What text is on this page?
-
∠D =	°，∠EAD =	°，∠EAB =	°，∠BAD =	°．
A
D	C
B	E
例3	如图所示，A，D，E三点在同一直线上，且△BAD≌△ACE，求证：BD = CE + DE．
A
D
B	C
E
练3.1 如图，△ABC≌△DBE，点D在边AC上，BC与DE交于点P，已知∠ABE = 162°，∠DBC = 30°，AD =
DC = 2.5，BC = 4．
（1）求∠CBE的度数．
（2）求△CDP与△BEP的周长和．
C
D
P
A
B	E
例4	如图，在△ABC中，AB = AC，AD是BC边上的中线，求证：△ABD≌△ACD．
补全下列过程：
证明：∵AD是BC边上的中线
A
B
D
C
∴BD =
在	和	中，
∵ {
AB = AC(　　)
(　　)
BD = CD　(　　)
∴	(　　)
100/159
==*==
STATED PROBLEM: From the records above, extract every entry verbatim.

CORRECT RESPONSE:
What text is on this page?
-
∠D =	°，∠EAD =	°，∠EAB =	°，∠BAD =	°．
A
D	C
B	E
例3	如图所示，A，D，E三点在同一直线上，且△BAD≌△ACE，求证：BD = CE + DE．
A
D
B	C
E
练3.1 如图，△ABC≌△DBE，点D在边AC上，BC与DE交于点P，已知∠ABE = 162°，∠DBC = 30°，AD =
DC = 2.5，BC = 4．
（1）求∠CBE的度数．
（2）求△CDP与△BEP的周长和．
C
D
P
A
B	E
例4	如图，在△ABC中，AB = AC，AD是BC边上的中线，求证：△ABD≌△ACD．
补全下列过程：
证明：∵AD是BC边上的中线
A
B
D
C
∴BD =
在	和	中，
∵ {
AB = AC(　　)
(　　)
BD = CD　(　　)
∴	(　　)
100/159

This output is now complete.